**What to do**
Of all the lines in the records, how many hold the word "decyzji"? Answer with the number only.

:: Data in this exercise ::

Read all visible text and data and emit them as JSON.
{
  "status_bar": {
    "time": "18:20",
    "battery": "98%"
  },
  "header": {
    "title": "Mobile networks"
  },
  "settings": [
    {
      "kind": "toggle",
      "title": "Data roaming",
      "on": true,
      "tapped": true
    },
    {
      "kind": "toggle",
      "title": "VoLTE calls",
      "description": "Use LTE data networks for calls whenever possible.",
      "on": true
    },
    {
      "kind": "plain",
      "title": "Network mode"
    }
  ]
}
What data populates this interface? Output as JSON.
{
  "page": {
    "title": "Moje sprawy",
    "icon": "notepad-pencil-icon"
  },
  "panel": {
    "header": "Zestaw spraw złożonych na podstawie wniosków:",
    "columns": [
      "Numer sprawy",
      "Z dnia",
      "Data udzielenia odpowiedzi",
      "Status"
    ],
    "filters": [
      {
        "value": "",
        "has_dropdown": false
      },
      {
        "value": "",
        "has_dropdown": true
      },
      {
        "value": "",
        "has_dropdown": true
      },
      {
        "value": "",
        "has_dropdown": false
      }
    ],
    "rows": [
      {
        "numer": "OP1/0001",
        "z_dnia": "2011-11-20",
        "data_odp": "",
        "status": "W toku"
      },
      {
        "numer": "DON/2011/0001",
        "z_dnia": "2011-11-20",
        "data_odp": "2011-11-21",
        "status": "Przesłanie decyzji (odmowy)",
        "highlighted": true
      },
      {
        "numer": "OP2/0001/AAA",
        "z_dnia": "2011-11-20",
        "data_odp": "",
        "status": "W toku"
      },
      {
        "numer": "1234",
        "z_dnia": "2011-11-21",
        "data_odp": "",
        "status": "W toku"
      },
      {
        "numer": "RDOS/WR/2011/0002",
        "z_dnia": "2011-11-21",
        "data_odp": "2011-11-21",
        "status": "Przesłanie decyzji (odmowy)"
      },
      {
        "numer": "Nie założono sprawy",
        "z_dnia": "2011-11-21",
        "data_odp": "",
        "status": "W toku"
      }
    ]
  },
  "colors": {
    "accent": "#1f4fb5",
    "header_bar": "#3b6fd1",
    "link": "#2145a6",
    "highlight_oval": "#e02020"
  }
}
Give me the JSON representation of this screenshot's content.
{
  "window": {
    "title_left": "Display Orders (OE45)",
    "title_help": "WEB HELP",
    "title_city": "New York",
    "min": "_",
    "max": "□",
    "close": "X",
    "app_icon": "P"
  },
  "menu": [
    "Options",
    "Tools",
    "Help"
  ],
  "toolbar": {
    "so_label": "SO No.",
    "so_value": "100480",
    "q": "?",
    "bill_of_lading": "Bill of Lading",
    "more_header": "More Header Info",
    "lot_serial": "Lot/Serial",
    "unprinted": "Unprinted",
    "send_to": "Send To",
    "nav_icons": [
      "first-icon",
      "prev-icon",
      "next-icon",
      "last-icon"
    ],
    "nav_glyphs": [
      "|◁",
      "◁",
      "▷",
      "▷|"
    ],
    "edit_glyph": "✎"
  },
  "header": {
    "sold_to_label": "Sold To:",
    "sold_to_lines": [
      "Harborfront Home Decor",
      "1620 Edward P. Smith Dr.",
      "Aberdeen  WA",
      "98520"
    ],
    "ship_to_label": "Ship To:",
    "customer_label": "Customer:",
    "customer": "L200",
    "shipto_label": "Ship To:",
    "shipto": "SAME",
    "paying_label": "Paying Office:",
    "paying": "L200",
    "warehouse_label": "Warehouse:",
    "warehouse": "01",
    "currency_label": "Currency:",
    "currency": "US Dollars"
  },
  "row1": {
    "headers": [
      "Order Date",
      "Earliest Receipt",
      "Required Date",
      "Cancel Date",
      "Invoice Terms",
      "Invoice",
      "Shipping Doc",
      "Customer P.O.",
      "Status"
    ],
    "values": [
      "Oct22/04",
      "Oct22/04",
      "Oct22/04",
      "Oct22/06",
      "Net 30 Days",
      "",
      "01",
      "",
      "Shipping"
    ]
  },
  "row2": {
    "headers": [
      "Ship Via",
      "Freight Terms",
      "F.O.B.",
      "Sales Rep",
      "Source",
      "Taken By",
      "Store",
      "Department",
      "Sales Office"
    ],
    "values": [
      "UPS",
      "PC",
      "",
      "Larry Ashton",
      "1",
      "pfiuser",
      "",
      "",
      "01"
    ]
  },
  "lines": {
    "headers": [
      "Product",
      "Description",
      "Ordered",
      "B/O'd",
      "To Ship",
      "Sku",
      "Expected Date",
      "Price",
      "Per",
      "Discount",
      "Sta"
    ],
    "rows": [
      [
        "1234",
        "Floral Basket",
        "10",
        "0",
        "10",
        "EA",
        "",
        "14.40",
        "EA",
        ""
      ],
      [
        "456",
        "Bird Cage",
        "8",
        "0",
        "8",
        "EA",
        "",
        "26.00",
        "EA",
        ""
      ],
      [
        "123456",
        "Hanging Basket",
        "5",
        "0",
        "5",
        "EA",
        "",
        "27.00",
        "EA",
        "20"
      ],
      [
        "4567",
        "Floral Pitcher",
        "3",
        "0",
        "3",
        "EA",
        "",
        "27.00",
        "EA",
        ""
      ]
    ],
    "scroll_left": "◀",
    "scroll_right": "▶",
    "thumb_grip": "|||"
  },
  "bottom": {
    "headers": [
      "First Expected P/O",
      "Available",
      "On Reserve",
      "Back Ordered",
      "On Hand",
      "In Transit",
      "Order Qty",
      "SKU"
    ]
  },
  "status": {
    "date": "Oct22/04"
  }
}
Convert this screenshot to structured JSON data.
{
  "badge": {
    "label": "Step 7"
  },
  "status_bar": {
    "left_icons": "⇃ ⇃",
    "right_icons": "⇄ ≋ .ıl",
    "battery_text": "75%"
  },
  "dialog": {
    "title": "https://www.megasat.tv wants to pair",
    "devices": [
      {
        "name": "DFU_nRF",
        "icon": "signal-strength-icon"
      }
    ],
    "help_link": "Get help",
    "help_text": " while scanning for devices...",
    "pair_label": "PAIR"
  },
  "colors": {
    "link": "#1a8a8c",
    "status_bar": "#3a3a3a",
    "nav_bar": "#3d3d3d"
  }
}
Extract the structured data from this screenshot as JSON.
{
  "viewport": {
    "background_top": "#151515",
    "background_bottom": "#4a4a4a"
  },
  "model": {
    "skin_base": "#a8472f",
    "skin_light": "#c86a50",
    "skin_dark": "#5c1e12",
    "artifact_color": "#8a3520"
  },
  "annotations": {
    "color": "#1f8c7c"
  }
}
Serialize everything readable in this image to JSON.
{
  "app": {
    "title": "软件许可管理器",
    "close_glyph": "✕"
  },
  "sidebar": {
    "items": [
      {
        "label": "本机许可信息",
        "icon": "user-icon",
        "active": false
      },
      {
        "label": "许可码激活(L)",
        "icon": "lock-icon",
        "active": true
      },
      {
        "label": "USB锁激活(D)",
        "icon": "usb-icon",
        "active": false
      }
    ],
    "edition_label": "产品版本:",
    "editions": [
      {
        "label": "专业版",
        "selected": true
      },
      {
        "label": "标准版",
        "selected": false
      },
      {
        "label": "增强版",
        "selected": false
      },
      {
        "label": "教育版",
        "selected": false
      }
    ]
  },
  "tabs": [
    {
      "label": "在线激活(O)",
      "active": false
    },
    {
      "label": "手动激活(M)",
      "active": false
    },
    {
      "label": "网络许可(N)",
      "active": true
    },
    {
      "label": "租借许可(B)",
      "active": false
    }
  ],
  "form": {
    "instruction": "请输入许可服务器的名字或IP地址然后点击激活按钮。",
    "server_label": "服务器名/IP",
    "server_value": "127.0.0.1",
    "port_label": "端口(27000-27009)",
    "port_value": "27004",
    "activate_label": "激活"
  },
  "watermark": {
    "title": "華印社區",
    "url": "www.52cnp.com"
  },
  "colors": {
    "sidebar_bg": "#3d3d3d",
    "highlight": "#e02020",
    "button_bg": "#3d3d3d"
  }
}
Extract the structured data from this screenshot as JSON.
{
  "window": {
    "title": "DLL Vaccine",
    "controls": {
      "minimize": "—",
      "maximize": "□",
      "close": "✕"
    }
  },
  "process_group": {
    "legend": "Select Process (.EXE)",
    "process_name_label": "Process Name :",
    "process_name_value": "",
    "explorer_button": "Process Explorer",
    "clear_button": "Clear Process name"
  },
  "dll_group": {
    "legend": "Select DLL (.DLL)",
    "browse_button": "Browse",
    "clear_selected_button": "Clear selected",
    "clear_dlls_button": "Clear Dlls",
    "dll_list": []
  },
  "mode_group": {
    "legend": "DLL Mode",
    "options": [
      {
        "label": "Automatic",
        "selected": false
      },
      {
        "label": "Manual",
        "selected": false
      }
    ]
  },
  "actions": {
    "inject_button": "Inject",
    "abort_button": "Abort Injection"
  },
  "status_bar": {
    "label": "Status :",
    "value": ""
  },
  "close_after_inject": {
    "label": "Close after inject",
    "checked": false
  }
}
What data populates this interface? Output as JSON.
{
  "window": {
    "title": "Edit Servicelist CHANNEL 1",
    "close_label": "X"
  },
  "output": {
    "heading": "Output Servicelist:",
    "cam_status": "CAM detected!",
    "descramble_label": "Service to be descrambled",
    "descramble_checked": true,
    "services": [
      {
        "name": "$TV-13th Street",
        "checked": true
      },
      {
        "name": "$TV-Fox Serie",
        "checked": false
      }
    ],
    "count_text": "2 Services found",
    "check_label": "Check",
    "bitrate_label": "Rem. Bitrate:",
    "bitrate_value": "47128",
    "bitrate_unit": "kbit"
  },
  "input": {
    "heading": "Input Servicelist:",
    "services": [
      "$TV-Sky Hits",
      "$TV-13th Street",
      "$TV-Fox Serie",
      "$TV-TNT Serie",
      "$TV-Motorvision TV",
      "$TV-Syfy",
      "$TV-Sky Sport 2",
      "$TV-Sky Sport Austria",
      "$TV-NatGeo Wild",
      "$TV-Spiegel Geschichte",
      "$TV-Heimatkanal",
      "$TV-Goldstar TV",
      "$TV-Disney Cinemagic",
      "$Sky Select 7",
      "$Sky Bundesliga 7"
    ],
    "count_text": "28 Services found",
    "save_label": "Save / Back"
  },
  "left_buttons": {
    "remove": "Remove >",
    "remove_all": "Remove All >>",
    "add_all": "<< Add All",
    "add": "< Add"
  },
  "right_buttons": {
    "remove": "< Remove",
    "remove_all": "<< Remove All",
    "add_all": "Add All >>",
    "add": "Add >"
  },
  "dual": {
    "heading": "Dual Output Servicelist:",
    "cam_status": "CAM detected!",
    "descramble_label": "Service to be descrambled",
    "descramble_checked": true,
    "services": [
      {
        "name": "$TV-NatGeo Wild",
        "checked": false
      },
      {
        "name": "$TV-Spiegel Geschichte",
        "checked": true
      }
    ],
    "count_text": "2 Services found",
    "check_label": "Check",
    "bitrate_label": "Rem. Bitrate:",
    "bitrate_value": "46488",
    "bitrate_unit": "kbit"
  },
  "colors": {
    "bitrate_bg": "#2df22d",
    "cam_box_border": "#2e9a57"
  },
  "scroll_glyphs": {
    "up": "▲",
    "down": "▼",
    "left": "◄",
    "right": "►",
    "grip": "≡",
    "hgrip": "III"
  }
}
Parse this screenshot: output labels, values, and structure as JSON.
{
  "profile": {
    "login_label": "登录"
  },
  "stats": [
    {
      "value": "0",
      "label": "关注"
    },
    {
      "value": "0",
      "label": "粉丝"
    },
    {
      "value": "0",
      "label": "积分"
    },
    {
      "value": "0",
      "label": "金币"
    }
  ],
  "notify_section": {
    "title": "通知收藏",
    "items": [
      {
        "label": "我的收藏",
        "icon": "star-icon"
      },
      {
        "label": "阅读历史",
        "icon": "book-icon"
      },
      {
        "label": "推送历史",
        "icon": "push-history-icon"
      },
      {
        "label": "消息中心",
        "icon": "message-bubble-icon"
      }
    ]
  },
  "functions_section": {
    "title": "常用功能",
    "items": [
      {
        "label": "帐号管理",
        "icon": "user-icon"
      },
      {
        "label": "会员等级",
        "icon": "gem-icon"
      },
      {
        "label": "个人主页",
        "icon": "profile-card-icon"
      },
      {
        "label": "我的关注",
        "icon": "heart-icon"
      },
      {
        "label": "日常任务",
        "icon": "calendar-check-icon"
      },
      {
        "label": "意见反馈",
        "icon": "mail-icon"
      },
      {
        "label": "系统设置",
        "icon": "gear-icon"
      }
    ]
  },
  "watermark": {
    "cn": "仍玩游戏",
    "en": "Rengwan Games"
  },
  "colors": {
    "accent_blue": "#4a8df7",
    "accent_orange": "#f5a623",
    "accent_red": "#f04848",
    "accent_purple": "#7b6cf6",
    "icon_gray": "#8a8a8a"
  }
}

:::

**The solution**
2